REQUIREMENT:
Using the data below, gather each line that includes the word "C¹⁰₁₀".

[Collected data entries]
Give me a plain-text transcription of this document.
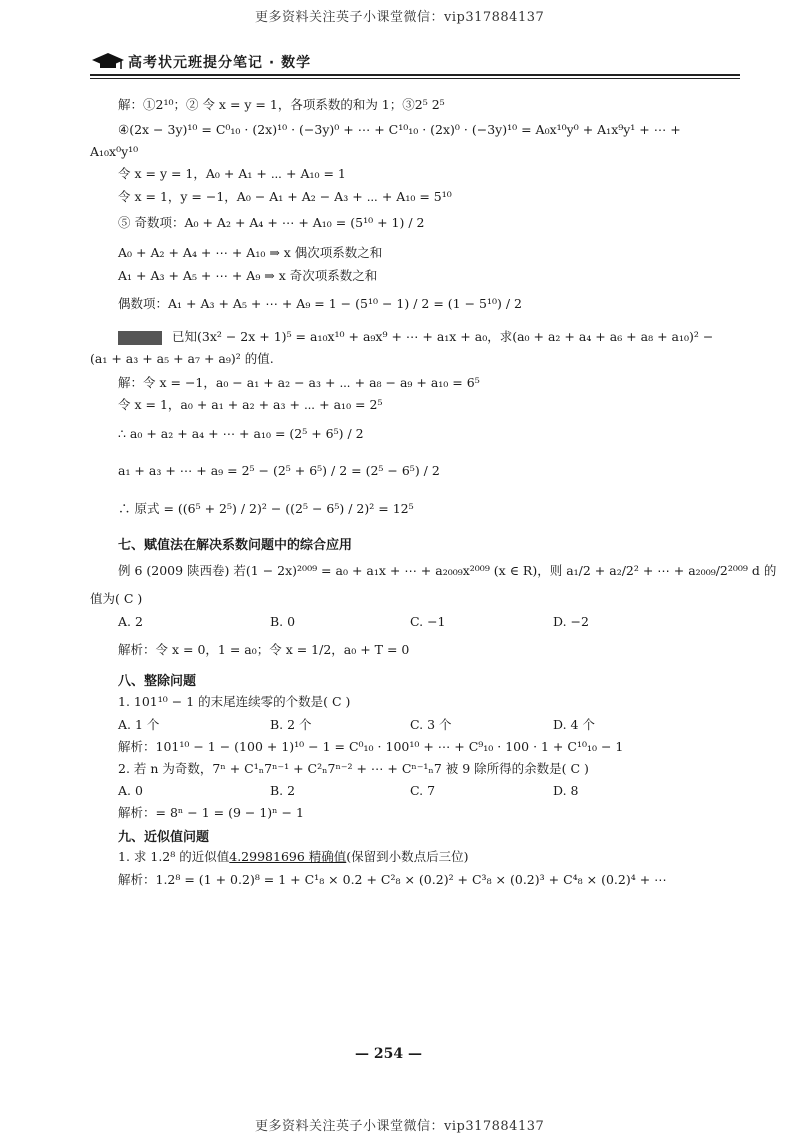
更多资料关注英子小课堂微信：vip317884137
高考状元班提分笔记 · 数学
解：①2¹⁰；② 令 x = y = 1，各项系数的和为 1；③2⁵ 2⁵
④(2x − 3y)¹⁰ = C⁰₁₀ · (2x)¹⁰ · (−3y)⁰ + ⋯ + C¹⁰₁₀ · (2x)⁰ · (−3y)¹⁰ = A₀x¹⁰y⁰ + A₁x⁹y¹ + ⋯ +
A₁₀x⁰y¹⁰
令 x = y = 1，A₀ + A₁ + ⋯ + A₁₀ = 1
令 x = 1，y = −1，A₀ − A₁ + A₂ − A₃ + ⋯ + A₁₀ = 5¹⁰
⑤ 奇数项：A₀ + A₂ + A₄ + ⋯ + A₁₀ = (5¹⁰ + 1) / 2
A₀ + A₂ + A₄ + ⋯ + A₁₀ ⇒ x 偶次项系数之和
A₁ + A₃ + A₅ + ⋯ + A₉ ⇒ x 奇次项系数之和
偶数项：A₁ + A₃ + A₅ + ⋯ + A₉ = 1 − (5¹⁰ − 1) / 2 = (1 − 5¹⁰) / 2
已知(3x² − 2x + 1)⁵ = a₁₀x¹⁰ + a₉x⁹ + ⋯ + a₁x + a₀，求(a₀ + a₂ + a₄ + a₆ + a₈ + a₁₀)² −
(a₁ + a₃ + a₅ + a₇ + a₉)² 的值.
解：令 x = −1，a₀ − a₁ + a₂ − a₃ + ⋯ + a₈ − a₉ + a₁₀ = 6⁵
令 x = 1，a₀ + a₁ + a₂ + a₃ + ⋯ + a₁₀ = 2⁵
∴ a₀ + a₂ + a₄ + ⋯ + a₁₀ = (2⁵ + 6⁵) / 2
a₁ + a₃ + ⋯ + a₉ = 2⁵ − (2⁵ + 6⁵) / 2 = (2⁵ − 6⁵) / 2
∴ 原式 = ((6⁵ + 2⁵) / 2)² − ((2⁵ − 6⁵) / 2)² = 12⁵
七、赋值法在解决系数问题中的综合应用
例 6 (2009 陕西卷) 若(1 − 2x)²⁰⁰⁹ = a₀ + a₁x + ⋯ + a₂₀₀₉x²⁰⁰⁹ (x ∈ R)，则 a₁/2 + a₂/2² + ⋯ + a₂₀₀₉/2²⁰⁰⁹ d 的
值为( C )
A. 2	B. 0	C. −1	D. −2
解析：令 x = 0，1 = a₀；令 x = 1/2，a₀ + T = 0
八、整除问题
1. 101¹⁰ − 1 的末尾连续零的个数是( C )
A. 1 个	B. 2 个	C. 3 个	D. 4 个
解析：101¹⁰ − 1 − (100 + 1)¹⁰ − 1 = C⁰₁₀ · 100¹⁰ + ⋯ + C⁹₁₀ · 100 · 1 + C¹⁰₁₀ − 1
2. 若 n 为奇数，7ⁿ + C¹ₙ7ⁿ⁻¹ + C²ₙ7ⁿ⁻² + ⋯ + Cⁿ⁻¹ₙ7 被 9 除所得的余数是( C )
A. 0	B. 2	C. 7	D. 8
解析：= 8ⁿ − 1 = (9 − 1)ⁿ − 1
九、近似值问题
1. 求 1.2⁸ 的近似值4.29981696 精确值(保留到小数点后三位)
解析：1.2⁸ = (1 + 0.2)⁸ = 1 + C¹₈ × 0.2 + C²₈ × (0.2)² + C³₈ × (0.2)³ + C⁴₈ × (0.2)⁴ + ⋯
— 254 —
更多资料关注英子小课堂微信：vip317884137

TASK ANSWER:
④(2x − 3y)¹⁰ = C⁰₁₀ · (2x)¹⁰ · (−3y)⁰ + ⋯ + C¹⁰₁₀ · (2x)⁰ · (−3y)¹⁰ = A₀x¹⁰y⁰ + A₁x⁹y¹ + ⋯ +
解析：101¹⁰ − 1 − (100 + 1)¹⁰ − 1 = C⁰₁₀ · 100¹⁰ + ⋯ + C⁹₁₀ · 100 · 1 + C¹⁰₁₀ − 1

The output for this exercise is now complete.